- Exercise goal: Bring together all lines of the material below that contain the string "ownership".

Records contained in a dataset

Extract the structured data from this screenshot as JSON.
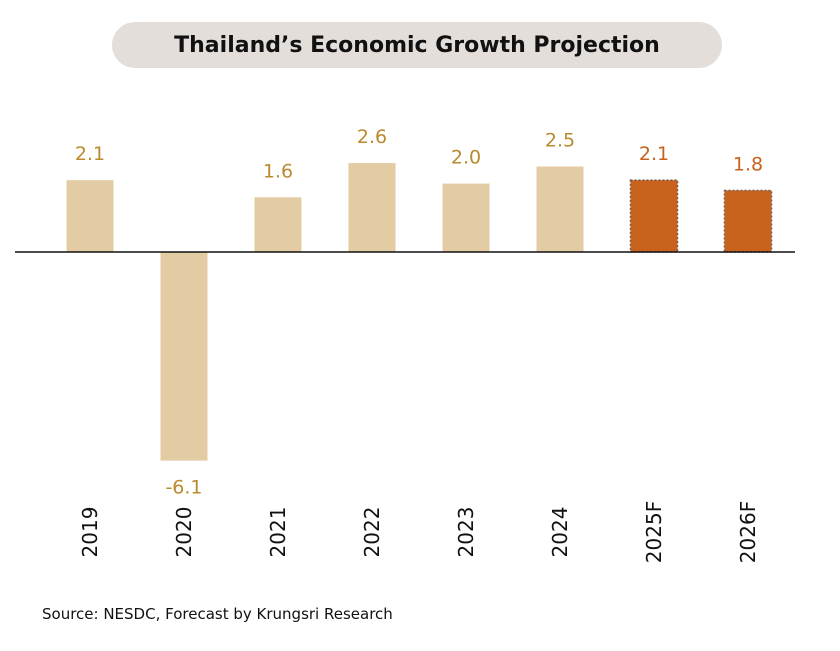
{
  "chart_data": {
    "type": "bar",
    "title": "Thailand’s Economic Growth Projection",
    "categories": [
      "2019",
      "2020",
      "2021",
      "2022",
      "2023",
      "2024",
      "2025F",
      "2026F"
    ],
    "values": [
      2.1,
      -6.1,
      1.6,
      2.6,
      2.0,
      2.5,
      2.1,
      1.8
    ],
    "value_labels": [
      "2.1",
      "-6.1",
      "1.6",
      "2.6",
      "2.0",
      "2.5",
      "2.1",
      "1.8"
    ],
    "forecast": [
      false,
      false,
      false,
      false,
      false,
      false,
      true,
      true
    ],
    "colors": {
      "actual": "#e3cba3",
      "forecast": "#c8621c",
      "label": "#b98a2e",
      "forecast_label": "#c8621c"
    },
    "xlabel": "",
    "ylabel": "",
    "grid": false
  },
  "source": "Source: NESDC, Forecast by Krungsri Research"
}
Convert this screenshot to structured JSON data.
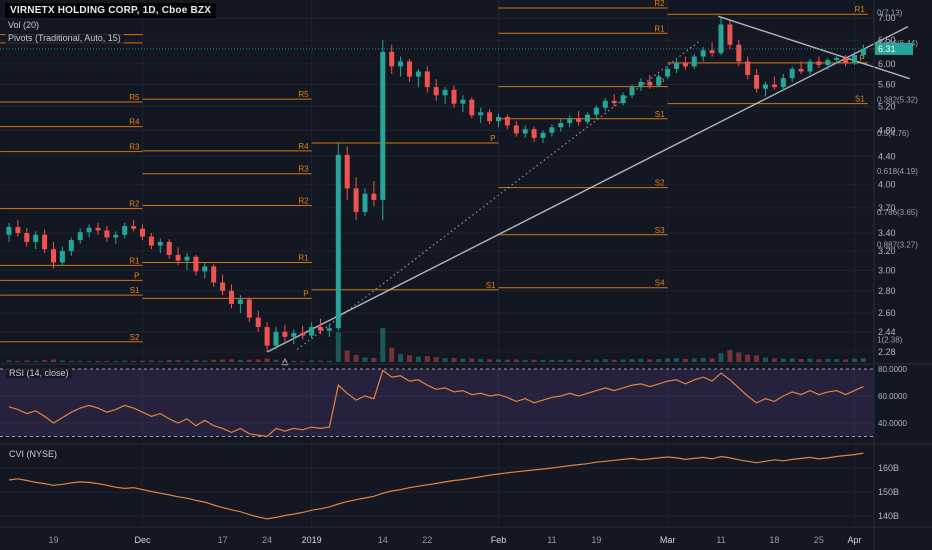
{
  "app": {
    "title": "VIRNETX HOLDING CORP, 1D, Cboe BZX",
    "indicators": {
      "volume": "Vol (20)",
      "pivots": "Pivots (Traditional, Auto, 15)"
    },
    "panels": {
      "rsi": "RSI (14, close)",
      "cvi": "CVI (NYSE)"
    }
  },
  "colors": {
    "bg": "#131722",
    "up": "#26a69a",
    "down": "#ef5350",
    "pivot": "#e8820e",
    "trend": "#b8bcc8",
    "rsi_line": "#e0833c",
    "cvi_line": "#e0833c",
    "band": "#7e57c2",
    "grid": "#1c2230",
    "separator": "#2a2e39",
    "axis_text": "#b2b5be",
    "axis_text_dim": "#9598a1",
    "axis_text_strong": "#d1d4dc",
    "fib_text": "#9aa0aa",
    "price_tag_bg": "#26a69a"
  },
  "chart_data": {
    "type": "candlestick",
    "symbol": "VIRNETX HOLDING CORP",
    "interval": "1D",
    "exchange": "Cboe BZX",
    "price_scale": "log",
    "price_axis_labels": [
      "7.00",
      "6.50",
      "6.00",
      "5.60",
      "5.20",
      "4.80",
      "4.40",
      "4.00",
      "3.70",
      "3.40",
      "3.20",
      "3.00",
      "2.80",
      "2.60",
      "2.44",
      "2.28"
    ],
    "time_axis_labels": [
      {
        "i": 5,
        "t": "19",
        "strong": false
      },
      {
        "i": 15,
        "t": "Dec",
        "strong": true
      },
      {
        "i": 24,
        "t": "17",
        "strong": false
      },
      {
        "i": 29,
        "t": "24",
        "strong": false
      },
      {
        "i": 34,
        "t": "2019",
        "strong": true
      },
      {
        "i": 42,
        "t": "14",
        "strong": false
      },
      {
        "i": 47,
        "t": "22",
        "strong": false
      },
      {
        "i": 55,
        "t": "Feb",
        "strong": true
      },
      {
        "i": 61,
        "t": "11",
        "strong": false
      },
      {
        "i": 66,
        "t": "19",
        "strong": false
      },
      {
        "i": 74,
        "t": "Mar",
        "strong": true
      },
      {
        "i": 80,
        "t": "11",
        "strong": false
      },
      {
        "i": 86,
        "t": "18",
        "strong": false
      },
      {
        "i": 91,
        "t": "25",
        "strong": false
      },
      {
        "i": 95,
        "t": "Apr",
        "strong": true
      }
    ],
    "volume_max": 25,
    "candles": [
      [
        3.38,
        3.52,
        3.3,
        3.47,
        1.2
      ],
      [
        3.47,
        3.55,
        3.36,
        3.4,
        0.9
      ],
      [
        3.4,
        3.46,
        3.25,
        3.3,
        1.1
      ],
      [
        3.3,
        3.42,
        3.22,
        3.38,
        0.8
      ],
      [
        3.38,
        3.44,
        3.18,
        3.22,
        1.3
      ],
      [
        3.22,
        3.3,
        3.02,
        3.08,
        1.8
      ],
      [
        3.08,
        3.25,
        3.05,
        3.2,
        1.1
      ],
      [
        3.2,
        3.35,
        3.15,
        3.32,
        0.9
      ],
      [
        3.32,
        3.45,
        3.28,
        3.41,
        0.8
      ],
      [
        3.41,
        3.5,
        3.35,
        3.46,
        0.7
      ],
      [
        3.46,
        3.52,
        3.38,
        3.43,
        0.6
      ],
      [
        3.43,
        3.48,
        3.3,
        3.35,
        0.8
      ],
      [
        3.35,
        3.42,
        3.28,
        3.38,
        0.7
      ],
      [
        3.38,
        3.52,
        3.34,
        3.48,
        0.9
      ],
      [
        3.48,
        3.55,
        3.42,
        3.45,
        0.8
      ],
      [
        3.45,
        3.5,
        3.32,
        3.36,
        1.0
      ],
      [
        3.36,
        3.4,
        3.22,
        3.26,
        1.2
      ],
      [
        3.26,
        3.34,
        3.18,
        3.3,
        0.9
      ],
      [
        3.3,
        3.33,
        3.12,
        3.16,
        1.4
      ],
      [
        3.16,
        3.24,
        3.05,
        3.1,
        1.3
      ],
      [
        3.1,
        3.18,
        3.0,
        3.14,
        1.0
      ],
      [
        3.14,
        3.16,
        2.95,
        2.99,
        1.5
      ],
      [
        2.99,
        3.08,
        2.92,
        3.04,
        1.1
      ],
      [
        3.04,
        3.06,
        2.84,
        2.88,
        1.6
      ],
      [
        2.88,
        2.96,
        2.76,
        2.8,
        1.8
      ],
      [
        2.8,
        2.86,
        2.64,
        2.68,
        2.0
      ],
      [
        2.68,
        2.76,
        2.6,
        2.72,
        1.4
      ],
      [
        2.72,
        2.74,
        2.52,
        2.56,
        1.7
      ],
      [
        2.56,
        2.62,
        2.44,
        2.48,
        1.9
      ],
      [
        2.48,
        2.52,
        2.28,
        2.33,
        2.4
      ],
      [
        2.33,
        2.48,
        2.3,
        2.44,
        1.6
      ],
      [
        2.44,
        2.5,
        2.36,
        2.4,
        1.1
      ],
      [
        2.4,
        2.46,
        2.34,
        2.43,
        0.9
      ],
      [
        2.43,
        2.49,
        2.38,
        2.41,
        0.8
      ],
      [
        2.41,
        2.52,
        2.39,
        2.48,
        1.2
      ],
      [
        2.48,
        2.55,
        2.42,
        2.45,
        1.0
      ],
      [
        2.45,
        2.5,
        2.4,
        2.47,
        0.9
      ],
      [
        2.47,
        4.6,
        2.45,
        4.42,
        22.0
      ],
      [
        4.42,
        4.55,
        3.8,
        3.95,
        8.5
      ],
      [
        3.95,
        4.1,
        3.55,
        3.65,
        5.2
      ],
      [
        3.65,
        3.95,
        3.6,
        3.88,
        3.4
      ],
      [
        3.88,
        4.05,
        3.72,
        3.8,
        3.0
      ],
      [
        3.8,
        6.5,
        3.55,
        6.25,
        25.0
      ],
      [
        6.25,
        6.4,
        5.8,
        5.95,
        10.5
      ],
      [
        5.95,
        6.15,
        5.75,
        6.05,
        6.0
      ],
      [
        6.05,
        6.1,
        5.65,
        5.75,
        5.0
      ],
      [
        5.75,
        5.9,
        5.55,
        5.85,
        4.0
      ],
      [
        5.85,
        5.95,
        5.45,
        5.55,
        4.4
      ],
      [
        5.55,
        5.7,
        5.3,
        5.4,
        3.6
      ],
      [
        5.4,
        5.55,
        5.25,
        5.5,
        2.8
      ],
      [
        5.5,
        5.58,
        5.18,
        5.25,
        3.0
      ],
      [
        5.25,
        5.4,
        5.1,
        5.32,
        2.4
      ],
      [
        5.32,
        5.36,
        5.0,
        5.05,
        2.6
      ],
      [
        5.05,
        5.18,
        4.92,
        5.1,
        2.2
      ],
      [
        5.1,
        5.15,
        4.9,
        4.95,
        2.0
      ],
      [
        4.95,
        5.08,
        4.85,
        5.02,
        1.8
      ],
      [
        5.02,
        5.06,
        4.82,
        4.88,
        1.7
      ],
      [
        4.88,
        4.95,
        4.7,
        4.75,
        1.9
      ],
      [
        4.75,
        4.88,
        4.68,
        4.82,
        1.5
      ],
      [
        4.82,
        4.86,
        4.62,
        4.68,
        1.6
      ],
      [
        4.68,
        4.8,
        4.6,
        4.76,
        1.4
      ],
      [
        4.76,
        4.9,
        4.7,
        4.85,
        1.6
      ],
      [
        4.85,
        4.98,
        4.78,
        4.92,
        1.5
      ],
      [
        4.92,
        5.05,
        4.85,
        5.0,
        1.7
      ],
      [
        5.0,
        5.12,
        4.88,
        4.94,
        1.4
      ],
      [
        4.94,
        5.1,
        4.9,
        5.06,
        1.5
      ],
      [
        5.06,
        5.22,
        5.0,
        5.18,
        1.8
      ],
      [
        5.18,
        5.35,
        5.12,
        5.3,
        2.0
      ],
      [
        5.3,
        5.42,
        5.2,
        5.26,
        1.6
      ],
      [
        5.26,
        5.45,
        5.22,
        5.4,
        1.8
      ],
      [
        5.4,
        5.6,
        5.35,
        5.55,
        2.2
      ],
      [
        5.55,
        5.72,
        5.48,
        5.65,
        2.4
      ],
      [
        5.65,
        5.78,
        5.52,
        5.58,
        1.9
      ],
      [
        5.58,
        5.8,
        5.55,
        5.75,
        2.1
      ],
      [
        5.75,
        5.95,
        5.7,
        5.9,
        2.6
      ],
      [
        5.9,
        6.08,
        5.82,
        6.02,
        2.8
      ],
      [
        6.02,
        6.15,
        5.88,
        5.95,
        2.3
      ],
      [
        5.95,
        6.2,
        5.9,
        6.15,
        2.6
      ],
      [
        6.15,
        6.35,
        6.05,
        6.28,
        3.0
      ],
      [
        6.28,
        6.45,
        6.15,
        6.22,
        2.7
      ],
      [
        6.22,
        7.0,
        6.18,
        6.85,
        6.5
      ],
      [
        6.85,
        6.95,
        6.3,
        6.4,
        9.0
      ],
      [
        6.4,
        6.5,
        5.95,
        6.05,
        7.0
      ],
      [
        6.05,
        6.15,
        5.7,
        5.78,
        5.5
      ],
      [
        5.78,
        5.9,
        5.45,
        5.52,
        4.8
      ],
      [
        5.52,
        5.65,
        5.38,
        5.6,
        3.2
      ],
      [
        5.6,
        5.75,
        5.5,
        5.55,
        2.6
      ],
      [
        5.55,
        5.8,
        5.48,
        5.72,
        2.4
      ],
      [
        5.72,
        5.95,
        5.65,
        5.9,
        2.8
      ],
      [
        5.9,
        6.05,
        5.8,
        5.85,
        2.2
      ],
      [
        5.85,
        6.1,
        5.78,
        6.05,
        2.5
      ],
      [
        6.05,
        6.15,
        5.92,
        5.98,
        2.0
      ],
      [
        5.98,
        6.12,
        5.88,
        6.08,
        2.2
      ],
      [
        6.08,
        6.2,
        6.0,
        6.12,
        2.1
      ],
      [
        6.12,
        6.18,
        5.95,
        6.02,
        1.9
      ],
      [
        6.02,
        6.25,
        5.98,
        6.18,
        2.4
      ],
      [
        6.18,
        6.4,
        6.1,
        6.31,
        2.8
      ]
    ],
    "pivot_groups": [
      {
        "i1": -1,
        "i2": 15,
        "levels": [
          {
            "label": "",
            "price": 6.62
          },
          {
            "label": "",
            "price": 6.44
          },
          {
            "label": "R5",
            "price": 5.28
          },
          {
            "label": "R4",
            "price": 4.86
          },
          {
            "label": "R3",
            "price": 4.47
          },
          {
            "label": "R2",
            "price": 3.69
          },
          {
            "label": "R1",
            "price": 3.05
          },
          {
            "label": "P",
            "price": 2.9
          },
          {
            "label": "S1",
            "price": 2.76
          },
          {
            "label": "S2",
            "price": 2.36
          }
        ]
      },
      {
        "i1": 15,
        "i2": 34,
        "levels": [
          {
            "label": "R5",
            "price": 5.33
          },
          {
            "label": "R4",
            "price": 4.48
          },
          {
            "label": "R3",
            "price": 4.15
          },
          {
            "label": "R2",
            "price": 3.73
          },
          {
            "label": "R1",
            "price": 3.08
          },
          {
            "label": "P",
            "price": 2.73
          }
        ]
      },
      {
        "i1": 34,
        "i2": 55,
        "levels": [
          {
            "label": "P",
            "price": 4.6
          },
          {
            "label": "S1",
            "price": 2.81
          }
        ]
      },
      {
        "i1": 55,
        "i2": 74,
        "levels": [
          {
            "label": "R2",
            "price": 7.24
          },
          {
            "label": "R1",
            "price": 6.65
          },
          {
            "label": "P",
            "price": 5.56
          },
          {
            "label": "S1",
            "price": 4.99
          },
          {
            "label": "S2",
            "price": 3.96
          },
          {
            "label": "S3",
            "price": 3.38
          },
          {
            "label": "S4",
            "price": 2.83
          }
        ]
      },
      {
        "i1": 74,
        "i2": 96.5,
        "levels": [
          {
            "label": "R1",
            "price": 7.09
          },
          {
            "label": "P",
            "price": 6.02
          },
          {
            "label": "S1",
            "price": 5.25
          }
        ]
      }
    ],
    "trendlines": [
      {
        "i1": 29,
        "p1": 2.28,
        "i2": 101,
        "p2": 6.8,
        "dashed": false
      },
      {
        "i1": 79.7,
        "p1": 7.04,
        "i2": 101.2,
        "p2": 5.71,
        "dashed": false
      },
      {
        "i1": 32.4,
        "p1": 2.3,
        "i2": 77.6,
        "p2": 6.48,
        "dashed": true
      }
    ],
    "fib_labels": [
      {
        "text": "0(7.13)",
        "price": 7.13
      },
      {
        "text": "0.146(6.44)",
        "price": 6.44
      },
      {
        "text": "0.382(5.32)",
        "price": 5.32
      },
      {
        "text": "0.5(4.76)",
        "price": 4.76
      },
      {
        "text": "0.618(4.19)",
        "price": 4.19
      },
      {
        "text": "0.786(3.65)",
        "price": 3.65
      },
      {
        "text": "0.887(3.27)",
        "price": 3.27
      },
      {
        "text": "1(2.38)",
        "price": 2.38
      }
    ],
    "last_price": {
      "text": "6.31",
      "price": 6.31
    },
    "marker": {
      "i": 31,
      "price": 2.25,
      "glyph": "△"
    },
    "rsi": [
      52,
      50,
      47,
      49,
      45,
      40,
      44,
      48,
      51,
      53,
      51,
      48,
      50,
      53,
      51,
      48,
      45,
      47,
      43,
      40,
      43,
      38,
      42,
      38,
      36,
      33,
      36,
      32,
      31,
      30,
      36,
      34,
      36,
      35,
      37,
      36,
      37,
      68,
      62,
      57,
      60,
      58,
      79,
      74,
      75,
      71,
      72,
      68,
      65,
      66,
      63,
      64,
      61,
      62,
      60,
      61,
      59,
      56,
      58,
      55,
      57,
      59,
      60,
      62,
      60,
      62,
      64,
      66,
      64,
      66,
      68,
      69,
      67,
      69,
      71,
      72,
      69,
      72,
      74,
      71,
      77,
      72,
      66,
      60,
      55,
      58,
      56,
      60,
      63,
      61,
      64,
      61,
      63,
      64,
      61,
      64,
      67
    ],
    "rsi_axis_labels": [
      {
        "v": 80,
        "t": "80.0000"
      },
      {
        "v": 60,
        "t": "60.0000"
      },
      {
        "v": 40,
        "t": "40.0000"
      }
    ],
    "rsi_band": [
      30,
      80
    ],
    "cvi": [
      155,
      155.5,
      154.8,
      154,
      153.5,
      152.8,
      153.2,
      153.8,
      154.2,
      154,
      153.5,
      152.8,
      152,
      151.5,
      151.8,
      151,
      150.2,
      149.5,
      148.8,
      148,
      147.4,
      146.5,
      145.8,
      144.6,
      143.5,
      142.6,
      141.8,
      140.6,
      139.6,
      138.8,
      139.4,
      140.2,
      140.8,
      141.5,
      142.4,
      143,
      143.8,
      145,
      146,
      146.8,
      147.5,
      148.2,
      149.5,
      150.4,
      151,
      151.8,
      152.4,
      153,
      153.6,
      154.2,
      154.8,
      155.2,
      155.8,
      156.4,
      157,
      157.5,
      158,
      158.4,
      158.8,
      159.2,
      159.6,
      160,
      160.5,
      161,
      161.4,
      161.8,
      162.4,
      162.8,
      163.2,
      163.6,
      164,
      163.4,
      163.8,
      164.2,
      164.6,
      164.2,
      163.6,
      164,
      164.4,
      163.8,
      164.8,
      164.2,
      163.4,
      162.8,
      162.2,
      162.8,
      163.4,
      163,
      163.6,
      164,
      164.4,
      163.8,
      164.2,
      164.8,
      165.2,
      165.6,
      166.2
    ],
    "cvi_axis_labels": [
      {
        "v": 160,
        "t": "160B"
      },
      {
        "v": 150,
        "t": "150B"
      },
      {
        "v": 140,
        "t": "140B"
      }
    ]
  }
}
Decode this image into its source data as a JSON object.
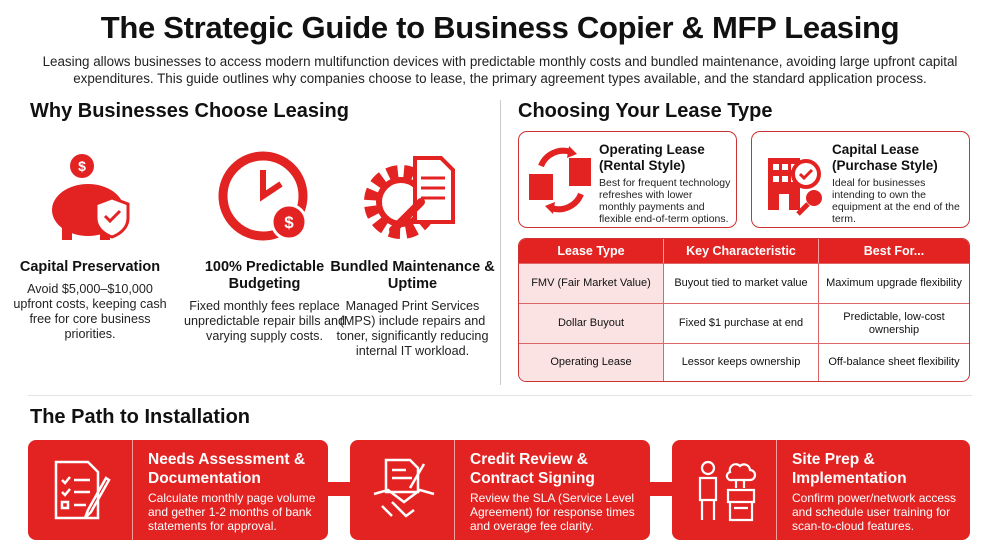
{
  "title": "The Strategic Guide to Business Copier & MFP Leasing",
  "intro": "Leasing allows businesses to access modern multifunction devices with predictable monthly costs and bundled maintenance, avoiding large upfront capital expenditures. This guide outlines why companies choose to lease, the primary agreement types available, and the standard application process.",
  "colors": {
    "accent": "#e32222",
    "row_tint": "#fbe3e3"
  },
  "why": {
    "heading": "Why Businesses Choose Leasing",
    "items": [
      {
        "icon": "piggy-bank-shield-icon",
        "title": "Capital Preservation",
        "text": "Avoid $5,000–$10,000 upfront costs, keeping cash free for core business priorities."
      },
      {
        "icon": "clock-dollar-icon",
        "title": "100% Predictable Budgeting",
        "text": "Fixed monthly fees replace unpredictable repair bills and varying supply costs."
      },
      {
        "icon": "gear-wrench-document-icon",
        "title": "Bundled Maintenance & Uptime",
        "text": "Managed Print Services (MPS) include repairs and toner, significantly reducing internal IT workload."
      }
    ]
  },
  "lease": {
    "heading": "Choosing Your Lease Type",
    "cards": [
      {
        "icon": "copier-cycle-icon",
        "title": "Operating Lease (Rental Style)",
        "text": "Best for frequent technology refreshes with lower monthly payments and flexible end-of-term options."
      },
      {
        "icon": "building-key-icon",
        "title": "Capital Lease (Purchase Style)",
        "text": "Ideal for businesses intending to own the equipment at the end of the term."
      }
    ],
    "table": {
      "headers": [
        "Lease Type",
        "Key Characteristic",
        "Best For..."
      ],
      "rows": [
        [
          "FMV (Fair Market Value)",
          "Buyout tied to market value",
          "Maximum upgrade flexibility"
        ],
        [
          "Dollar Buyout",
          "Fixed $1 purchase at end",
          "Predictable, low-cost ownership"
        ],
        [
          "Operating Lease",
          "Lessor keeps ownership",
          "Off-balance sheet flexibility"
        ]
      ]
    }
  },
  "path": {
    "heading": "The Path to Installation",
    "steps": [
      {
        "icon": "checklist-pencil-icon",
        "title": "Needs Assessment & Documentation",
        "text": "Calculate monthly page volume and gether 1-2 months of bank statements for approval."
      },
      {
        "icon": "contract-handshake-icon",
        "title": "Credit Review & Contract Signing",
        "text": "Review the SLA (Service Level Agreement) for response times and overage fee clarity."
      },
      {
        "icon": "technician-copier-cloud-icon",
        "title": "Site Prep & Implementation",
        "text": "Confirm power/network access and schedule user training for scan-to-cloud features."
      }
    ]
  }
}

- Written response:
          "Predictable, low-cost ownership"
          "Lessor keeps ownership",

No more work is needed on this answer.